:: LESETEXT

Der Spiegel, den der puer zu schwenken aufgefordert wird, läßt im folgenden wie einen Film die ganze Jephte-Handlung ablaufen 16. Für einen ahnungslosen Leser stellt der Name Otho in diesem Zusammenhang tatsächlich ein Rätsel dar. Dessen Lösung versucht Führer nun auf einem geradezu abenteuerlichen Umweg. Sie greift sich die einzelnen von Balde evozierten Bilder und überlädt sie mit allen denkbaren allegorischen Bedeutungen, die sie an beliebiger Stelle aufgelesen hat, vor allem in der zeitgenössischen Emblematik. Da die Emblemkunst im wesentlichen darin besteht, in jeder Erscheinung der sichtbaren Welt Hinweise auf einen verborgenen Sinn ausfindig zu machen, sind emblematische Parallelen zu den poetischen Bildern Baldes relativ leicht zu finden, das Gedicht somit als durchgehend allegorisch zu deuten.

::::
:: VORHANDENES MATERIAL

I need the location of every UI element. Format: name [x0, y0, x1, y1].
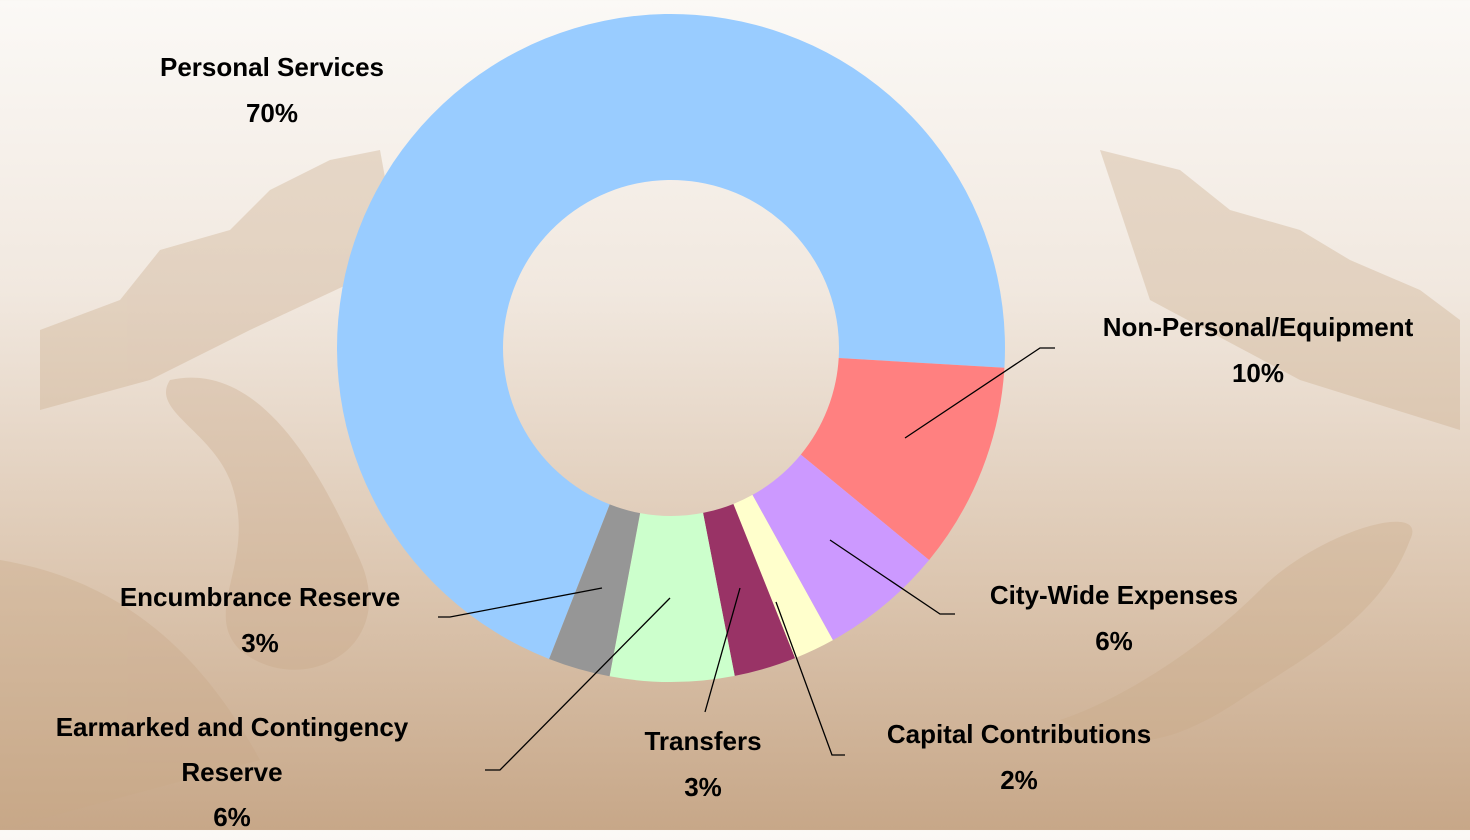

::::

Worin besteht laut dem Lesetext die Emblemkunst im Wesentlichen?

Darin, in jeder Erscheinung der sichtbaren Welt Hinweise auf einen verborgenen Sinn ausfindig zu machen.